(Records)
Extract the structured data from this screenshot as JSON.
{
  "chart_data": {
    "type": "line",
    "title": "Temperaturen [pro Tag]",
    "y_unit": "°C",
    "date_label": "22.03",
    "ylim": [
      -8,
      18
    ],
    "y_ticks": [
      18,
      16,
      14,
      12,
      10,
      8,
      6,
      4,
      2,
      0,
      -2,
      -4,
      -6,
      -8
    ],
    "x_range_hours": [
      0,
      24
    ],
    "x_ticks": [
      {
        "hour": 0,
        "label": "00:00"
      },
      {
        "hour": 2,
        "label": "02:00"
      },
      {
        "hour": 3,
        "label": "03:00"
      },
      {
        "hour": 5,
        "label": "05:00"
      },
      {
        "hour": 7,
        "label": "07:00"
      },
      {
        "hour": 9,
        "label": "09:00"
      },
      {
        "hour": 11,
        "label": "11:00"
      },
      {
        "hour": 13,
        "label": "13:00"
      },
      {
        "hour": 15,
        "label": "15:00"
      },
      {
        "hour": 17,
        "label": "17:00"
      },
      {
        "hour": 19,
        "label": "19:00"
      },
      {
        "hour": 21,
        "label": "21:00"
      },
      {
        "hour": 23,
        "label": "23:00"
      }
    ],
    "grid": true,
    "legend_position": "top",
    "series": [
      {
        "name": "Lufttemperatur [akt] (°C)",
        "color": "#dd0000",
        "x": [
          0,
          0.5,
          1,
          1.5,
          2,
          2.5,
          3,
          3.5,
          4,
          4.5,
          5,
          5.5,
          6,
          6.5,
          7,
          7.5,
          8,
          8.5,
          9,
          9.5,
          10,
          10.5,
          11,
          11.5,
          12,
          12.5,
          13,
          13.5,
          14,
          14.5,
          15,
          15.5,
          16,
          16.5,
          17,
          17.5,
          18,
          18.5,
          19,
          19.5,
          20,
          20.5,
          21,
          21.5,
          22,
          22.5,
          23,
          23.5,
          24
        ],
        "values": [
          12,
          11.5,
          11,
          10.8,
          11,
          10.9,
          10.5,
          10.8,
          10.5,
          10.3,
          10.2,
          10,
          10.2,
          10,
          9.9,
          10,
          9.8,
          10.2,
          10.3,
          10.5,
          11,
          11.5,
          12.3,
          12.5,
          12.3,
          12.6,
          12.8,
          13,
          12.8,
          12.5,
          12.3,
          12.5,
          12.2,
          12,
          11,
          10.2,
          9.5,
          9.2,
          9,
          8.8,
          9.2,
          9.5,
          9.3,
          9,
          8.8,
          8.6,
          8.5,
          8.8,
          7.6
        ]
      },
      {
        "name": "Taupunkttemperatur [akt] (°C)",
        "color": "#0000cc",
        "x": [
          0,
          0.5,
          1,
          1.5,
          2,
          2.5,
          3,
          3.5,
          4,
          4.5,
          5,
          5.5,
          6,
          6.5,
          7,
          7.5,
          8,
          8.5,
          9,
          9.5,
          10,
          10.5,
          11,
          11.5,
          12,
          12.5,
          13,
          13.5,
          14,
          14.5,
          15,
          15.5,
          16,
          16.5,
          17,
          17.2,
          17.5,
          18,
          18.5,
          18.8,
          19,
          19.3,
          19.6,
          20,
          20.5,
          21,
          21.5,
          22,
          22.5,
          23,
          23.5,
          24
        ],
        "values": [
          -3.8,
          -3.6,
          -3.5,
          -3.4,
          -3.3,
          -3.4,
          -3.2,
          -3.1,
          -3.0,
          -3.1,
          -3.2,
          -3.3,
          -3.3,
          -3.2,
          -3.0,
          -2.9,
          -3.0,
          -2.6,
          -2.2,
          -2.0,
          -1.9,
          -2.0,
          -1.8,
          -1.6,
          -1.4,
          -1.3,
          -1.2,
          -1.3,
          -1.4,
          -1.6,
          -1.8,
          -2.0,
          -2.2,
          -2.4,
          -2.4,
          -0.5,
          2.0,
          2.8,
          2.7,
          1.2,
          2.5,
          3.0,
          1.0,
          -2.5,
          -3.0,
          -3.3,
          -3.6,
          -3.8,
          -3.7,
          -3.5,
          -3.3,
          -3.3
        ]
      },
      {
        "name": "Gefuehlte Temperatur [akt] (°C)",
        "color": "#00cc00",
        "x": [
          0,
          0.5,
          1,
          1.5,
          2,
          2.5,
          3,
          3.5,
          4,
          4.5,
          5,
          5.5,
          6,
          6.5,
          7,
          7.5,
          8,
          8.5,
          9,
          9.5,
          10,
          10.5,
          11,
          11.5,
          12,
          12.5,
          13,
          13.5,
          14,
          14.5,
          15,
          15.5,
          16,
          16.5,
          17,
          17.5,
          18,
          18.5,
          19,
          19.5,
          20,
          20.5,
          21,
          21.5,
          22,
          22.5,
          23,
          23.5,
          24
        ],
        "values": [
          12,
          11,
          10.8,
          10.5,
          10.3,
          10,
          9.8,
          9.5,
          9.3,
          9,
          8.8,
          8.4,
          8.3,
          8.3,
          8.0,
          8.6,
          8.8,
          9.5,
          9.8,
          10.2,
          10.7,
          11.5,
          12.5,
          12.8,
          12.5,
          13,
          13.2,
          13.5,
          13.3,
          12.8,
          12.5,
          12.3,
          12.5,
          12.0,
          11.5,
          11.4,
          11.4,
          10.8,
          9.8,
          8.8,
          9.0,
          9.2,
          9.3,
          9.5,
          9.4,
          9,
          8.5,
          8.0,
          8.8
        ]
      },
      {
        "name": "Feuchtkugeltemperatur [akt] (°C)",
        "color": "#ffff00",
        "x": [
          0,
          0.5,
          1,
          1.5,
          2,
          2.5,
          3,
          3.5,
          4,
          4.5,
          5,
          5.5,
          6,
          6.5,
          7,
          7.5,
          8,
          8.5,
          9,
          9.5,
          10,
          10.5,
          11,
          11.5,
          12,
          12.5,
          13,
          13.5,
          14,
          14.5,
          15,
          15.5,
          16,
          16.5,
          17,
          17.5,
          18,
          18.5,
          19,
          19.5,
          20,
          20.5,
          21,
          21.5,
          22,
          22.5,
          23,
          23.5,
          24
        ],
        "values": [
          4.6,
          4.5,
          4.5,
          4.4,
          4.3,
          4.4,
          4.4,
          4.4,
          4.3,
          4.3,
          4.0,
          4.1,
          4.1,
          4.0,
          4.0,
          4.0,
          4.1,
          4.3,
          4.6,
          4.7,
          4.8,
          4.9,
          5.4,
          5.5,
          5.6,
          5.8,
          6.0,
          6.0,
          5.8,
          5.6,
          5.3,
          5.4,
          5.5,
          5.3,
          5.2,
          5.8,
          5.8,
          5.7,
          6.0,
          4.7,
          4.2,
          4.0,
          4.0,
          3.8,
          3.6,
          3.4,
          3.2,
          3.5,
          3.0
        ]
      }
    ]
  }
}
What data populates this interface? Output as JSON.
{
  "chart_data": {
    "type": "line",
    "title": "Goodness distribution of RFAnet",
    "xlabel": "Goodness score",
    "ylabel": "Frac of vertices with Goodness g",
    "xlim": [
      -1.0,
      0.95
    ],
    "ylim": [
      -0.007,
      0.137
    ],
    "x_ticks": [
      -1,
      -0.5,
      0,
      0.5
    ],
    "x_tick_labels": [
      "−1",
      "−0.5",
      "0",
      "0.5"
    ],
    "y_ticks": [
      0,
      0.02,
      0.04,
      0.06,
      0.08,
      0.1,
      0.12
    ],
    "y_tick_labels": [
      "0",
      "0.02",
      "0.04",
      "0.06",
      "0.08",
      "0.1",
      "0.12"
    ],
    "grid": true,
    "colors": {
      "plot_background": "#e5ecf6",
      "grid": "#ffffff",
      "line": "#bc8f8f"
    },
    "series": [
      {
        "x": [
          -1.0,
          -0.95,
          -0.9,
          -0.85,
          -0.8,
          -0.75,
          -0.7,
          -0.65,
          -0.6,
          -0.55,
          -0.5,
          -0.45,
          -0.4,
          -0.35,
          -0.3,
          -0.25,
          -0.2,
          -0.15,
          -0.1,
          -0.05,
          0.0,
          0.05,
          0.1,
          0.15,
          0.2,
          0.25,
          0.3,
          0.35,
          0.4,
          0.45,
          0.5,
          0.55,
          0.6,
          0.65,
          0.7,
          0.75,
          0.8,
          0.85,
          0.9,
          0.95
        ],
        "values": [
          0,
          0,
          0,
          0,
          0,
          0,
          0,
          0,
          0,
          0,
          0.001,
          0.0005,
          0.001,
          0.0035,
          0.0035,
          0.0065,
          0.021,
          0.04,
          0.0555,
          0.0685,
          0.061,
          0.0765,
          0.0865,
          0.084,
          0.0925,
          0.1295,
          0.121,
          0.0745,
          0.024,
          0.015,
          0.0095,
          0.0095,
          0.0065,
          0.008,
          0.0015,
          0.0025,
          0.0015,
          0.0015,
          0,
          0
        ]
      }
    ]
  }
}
...
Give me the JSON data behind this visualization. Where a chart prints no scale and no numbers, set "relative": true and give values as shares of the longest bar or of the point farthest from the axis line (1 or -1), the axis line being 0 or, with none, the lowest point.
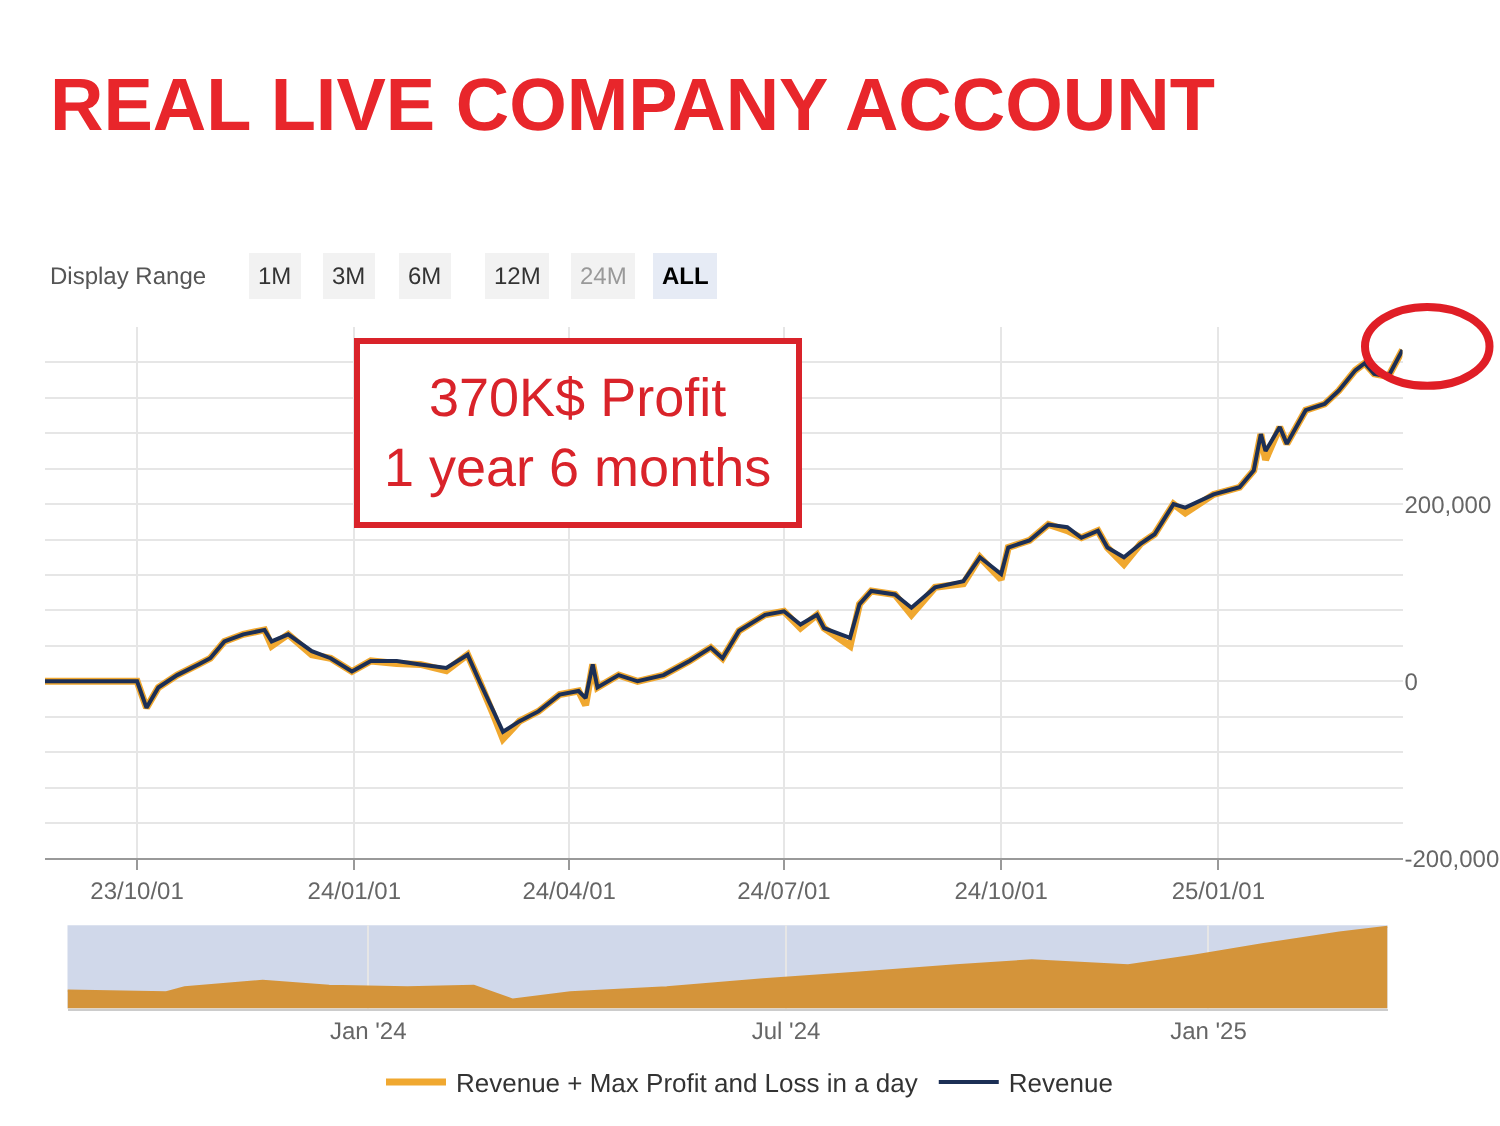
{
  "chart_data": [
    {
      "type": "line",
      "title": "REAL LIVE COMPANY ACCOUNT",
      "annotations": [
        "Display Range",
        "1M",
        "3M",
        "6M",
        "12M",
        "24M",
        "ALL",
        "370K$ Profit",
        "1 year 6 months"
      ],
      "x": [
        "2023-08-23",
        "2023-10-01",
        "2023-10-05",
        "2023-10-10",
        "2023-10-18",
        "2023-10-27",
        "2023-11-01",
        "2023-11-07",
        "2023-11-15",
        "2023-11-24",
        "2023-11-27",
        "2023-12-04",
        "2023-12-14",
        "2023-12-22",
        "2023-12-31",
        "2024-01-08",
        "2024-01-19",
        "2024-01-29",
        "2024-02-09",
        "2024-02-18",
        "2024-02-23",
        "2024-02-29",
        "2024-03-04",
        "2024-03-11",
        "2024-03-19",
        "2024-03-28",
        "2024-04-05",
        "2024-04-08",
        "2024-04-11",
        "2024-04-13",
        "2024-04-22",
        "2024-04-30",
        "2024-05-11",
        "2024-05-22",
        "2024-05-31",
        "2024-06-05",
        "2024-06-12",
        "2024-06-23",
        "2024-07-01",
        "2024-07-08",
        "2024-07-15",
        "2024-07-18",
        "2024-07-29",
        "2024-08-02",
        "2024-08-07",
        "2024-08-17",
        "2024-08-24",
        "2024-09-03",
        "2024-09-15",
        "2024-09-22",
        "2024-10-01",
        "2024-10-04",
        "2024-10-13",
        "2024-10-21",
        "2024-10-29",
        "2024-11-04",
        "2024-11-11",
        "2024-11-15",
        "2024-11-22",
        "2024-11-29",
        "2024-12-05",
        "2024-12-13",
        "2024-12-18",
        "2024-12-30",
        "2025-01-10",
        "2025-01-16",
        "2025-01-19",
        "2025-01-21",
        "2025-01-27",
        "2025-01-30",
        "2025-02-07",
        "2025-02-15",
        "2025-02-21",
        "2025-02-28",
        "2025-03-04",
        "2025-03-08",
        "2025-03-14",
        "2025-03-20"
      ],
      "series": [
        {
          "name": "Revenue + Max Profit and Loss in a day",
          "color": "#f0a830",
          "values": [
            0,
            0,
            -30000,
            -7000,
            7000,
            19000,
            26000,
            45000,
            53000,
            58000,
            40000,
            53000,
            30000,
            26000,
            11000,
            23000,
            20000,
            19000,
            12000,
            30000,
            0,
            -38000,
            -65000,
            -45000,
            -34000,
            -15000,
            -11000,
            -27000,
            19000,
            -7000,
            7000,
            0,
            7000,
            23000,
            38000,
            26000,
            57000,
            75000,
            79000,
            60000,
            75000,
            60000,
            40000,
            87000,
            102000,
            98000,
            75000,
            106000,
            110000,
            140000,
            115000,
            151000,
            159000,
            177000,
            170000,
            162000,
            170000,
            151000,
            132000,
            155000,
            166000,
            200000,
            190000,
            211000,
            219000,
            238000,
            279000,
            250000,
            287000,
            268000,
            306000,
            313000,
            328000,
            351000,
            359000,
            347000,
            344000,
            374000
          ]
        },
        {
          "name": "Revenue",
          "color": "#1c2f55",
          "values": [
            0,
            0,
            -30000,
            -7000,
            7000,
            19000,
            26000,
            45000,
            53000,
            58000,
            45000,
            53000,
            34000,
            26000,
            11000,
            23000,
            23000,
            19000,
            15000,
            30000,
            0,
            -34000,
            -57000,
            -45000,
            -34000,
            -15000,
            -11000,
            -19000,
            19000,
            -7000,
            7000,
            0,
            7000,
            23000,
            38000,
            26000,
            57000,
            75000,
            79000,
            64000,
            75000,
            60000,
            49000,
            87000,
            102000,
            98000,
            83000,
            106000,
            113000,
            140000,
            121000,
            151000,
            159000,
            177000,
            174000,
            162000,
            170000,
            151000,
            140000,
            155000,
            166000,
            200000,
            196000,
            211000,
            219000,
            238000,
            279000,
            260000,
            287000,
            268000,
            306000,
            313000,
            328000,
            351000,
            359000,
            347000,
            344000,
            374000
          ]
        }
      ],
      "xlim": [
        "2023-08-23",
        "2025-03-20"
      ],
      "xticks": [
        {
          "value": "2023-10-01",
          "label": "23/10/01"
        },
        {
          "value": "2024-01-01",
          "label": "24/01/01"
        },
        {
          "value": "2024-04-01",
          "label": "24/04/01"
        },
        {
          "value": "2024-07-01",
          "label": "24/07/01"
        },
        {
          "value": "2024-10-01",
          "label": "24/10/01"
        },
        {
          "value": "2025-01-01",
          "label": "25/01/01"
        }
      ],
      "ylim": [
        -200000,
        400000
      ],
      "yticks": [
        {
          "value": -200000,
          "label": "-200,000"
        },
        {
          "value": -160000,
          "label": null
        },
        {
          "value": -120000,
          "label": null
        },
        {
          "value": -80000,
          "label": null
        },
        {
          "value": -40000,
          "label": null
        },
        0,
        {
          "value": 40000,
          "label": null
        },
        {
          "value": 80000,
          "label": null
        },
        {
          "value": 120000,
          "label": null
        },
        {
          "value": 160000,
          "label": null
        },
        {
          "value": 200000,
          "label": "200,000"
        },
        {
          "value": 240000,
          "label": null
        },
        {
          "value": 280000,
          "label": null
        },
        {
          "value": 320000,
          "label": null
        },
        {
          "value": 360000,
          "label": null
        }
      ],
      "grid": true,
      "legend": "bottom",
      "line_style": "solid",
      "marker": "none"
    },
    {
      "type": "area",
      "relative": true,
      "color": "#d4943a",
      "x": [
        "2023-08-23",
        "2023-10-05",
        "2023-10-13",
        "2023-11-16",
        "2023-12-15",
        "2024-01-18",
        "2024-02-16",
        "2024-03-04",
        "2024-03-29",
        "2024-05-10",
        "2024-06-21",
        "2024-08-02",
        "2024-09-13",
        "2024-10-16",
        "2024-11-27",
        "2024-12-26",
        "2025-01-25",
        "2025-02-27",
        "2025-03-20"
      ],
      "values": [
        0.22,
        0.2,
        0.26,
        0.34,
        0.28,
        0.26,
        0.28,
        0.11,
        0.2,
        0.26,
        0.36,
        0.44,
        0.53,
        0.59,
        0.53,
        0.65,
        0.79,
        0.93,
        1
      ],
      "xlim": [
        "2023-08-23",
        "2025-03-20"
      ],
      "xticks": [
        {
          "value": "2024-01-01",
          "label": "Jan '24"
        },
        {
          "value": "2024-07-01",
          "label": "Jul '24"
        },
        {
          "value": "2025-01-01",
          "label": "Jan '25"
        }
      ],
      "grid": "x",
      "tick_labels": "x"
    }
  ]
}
==
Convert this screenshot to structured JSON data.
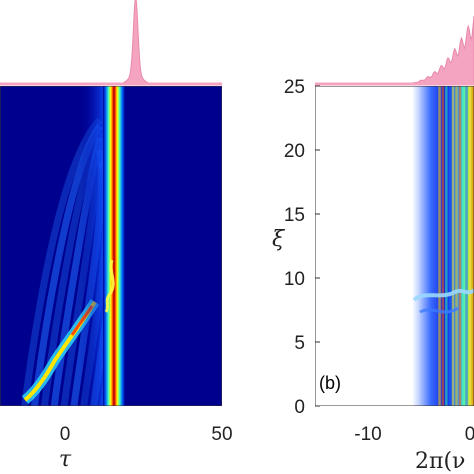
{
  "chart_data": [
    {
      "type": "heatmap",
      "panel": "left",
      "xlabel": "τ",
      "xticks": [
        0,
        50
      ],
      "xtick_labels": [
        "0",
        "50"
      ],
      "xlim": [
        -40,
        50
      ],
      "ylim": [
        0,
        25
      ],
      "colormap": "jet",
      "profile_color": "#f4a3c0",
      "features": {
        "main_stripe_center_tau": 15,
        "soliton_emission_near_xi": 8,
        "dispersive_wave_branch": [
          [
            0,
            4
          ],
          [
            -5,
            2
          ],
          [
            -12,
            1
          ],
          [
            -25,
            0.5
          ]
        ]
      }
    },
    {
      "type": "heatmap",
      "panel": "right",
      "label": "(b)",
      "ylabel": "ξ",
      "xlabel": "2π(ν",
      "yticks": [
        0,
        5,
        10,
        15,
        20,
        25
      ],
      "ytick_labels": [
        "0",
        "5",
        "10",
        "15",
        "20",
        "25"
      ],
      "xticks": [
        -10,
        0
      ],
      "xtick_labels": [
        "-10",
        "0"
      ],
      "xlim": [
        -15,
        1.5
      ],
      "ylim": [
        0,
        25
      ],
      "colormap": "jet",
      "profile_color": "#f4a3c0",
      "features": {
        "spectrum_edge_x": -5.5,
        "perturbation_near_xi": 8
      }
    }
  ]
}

EXERCISE DESCRIPTION -
Make a copy of each line that contains the string "structured".

RESULT -
Extract the structured data from this screenshot as JSON.
Convert this screenshot to structured JSON data.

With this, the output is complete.